> **Exercise task**
Copy every line from the data below in which the string "tail" can be found.

> **Exercise materials**
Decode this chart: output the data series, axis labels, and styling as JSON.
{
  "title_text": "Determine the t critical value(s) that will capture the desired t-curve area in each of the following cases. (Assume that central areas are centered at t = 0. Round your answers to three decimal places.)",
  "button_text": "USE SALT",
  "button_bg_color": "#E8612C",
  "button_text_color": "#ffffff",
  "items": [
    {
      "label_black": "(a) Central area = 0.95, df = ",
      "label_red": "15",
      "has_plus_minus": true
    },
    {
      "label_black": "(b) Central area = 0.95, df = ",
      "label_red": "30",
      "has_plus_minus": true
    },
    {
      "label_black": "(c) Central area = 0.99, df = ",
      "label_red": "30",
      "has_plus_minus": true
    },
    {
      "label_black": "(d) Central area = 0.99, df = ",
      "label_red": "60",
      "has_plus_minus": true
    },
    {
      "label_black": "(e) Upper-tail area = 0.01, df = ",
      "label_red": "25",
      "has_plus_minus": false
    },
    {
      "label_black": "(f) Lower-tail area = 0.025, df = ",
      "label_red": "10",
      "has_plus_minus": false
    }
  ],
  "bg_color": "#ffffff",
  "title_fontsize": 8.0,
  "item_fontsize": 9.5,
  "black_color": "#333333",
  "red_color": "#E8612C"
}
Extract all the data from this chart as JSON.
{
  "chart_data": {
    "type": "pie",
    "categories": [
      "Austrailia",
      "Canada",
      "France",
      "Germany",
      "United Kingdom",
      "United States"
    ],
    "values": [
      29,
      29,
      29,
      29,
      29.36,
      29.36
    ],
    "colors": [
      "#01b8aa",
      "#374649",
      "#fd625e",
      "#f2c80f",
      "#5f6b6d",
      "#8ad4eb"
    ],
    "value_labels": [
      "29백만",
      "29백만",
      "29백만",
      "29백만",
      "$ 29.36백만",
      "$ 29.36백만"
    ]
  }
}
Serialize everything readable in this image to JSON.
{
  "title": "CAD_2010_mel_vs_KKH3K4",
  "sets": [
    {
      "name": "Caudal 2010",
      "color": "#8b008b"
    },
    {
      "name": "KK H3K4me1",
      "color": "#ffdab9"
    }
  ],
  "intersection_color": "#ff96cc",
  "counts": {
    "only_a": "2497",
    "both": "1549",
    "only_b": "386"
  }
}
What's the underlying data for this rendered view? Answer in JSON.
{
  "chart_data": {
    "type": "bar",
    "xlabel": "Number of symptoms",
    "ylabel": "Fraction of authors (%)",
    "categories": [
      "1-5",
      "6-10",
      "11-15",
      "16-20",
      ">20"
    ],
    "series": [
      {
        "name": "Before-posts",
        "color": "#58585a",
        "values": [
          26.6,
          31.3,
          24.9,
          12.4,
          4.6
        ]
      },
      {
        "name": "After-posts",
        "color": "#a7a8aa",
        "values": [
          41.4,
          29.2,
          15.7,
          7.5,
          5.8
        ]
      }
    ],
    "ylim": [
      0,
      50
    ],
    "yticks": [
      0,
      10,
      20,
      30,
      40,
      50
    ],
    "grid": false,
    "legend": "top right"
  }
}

> **Solution for this problem**
      "label_black": "(e) Upper-tail area = 0.01, df = ",
      "label_black": "(f) Lower-tail area = 0.025, df = ",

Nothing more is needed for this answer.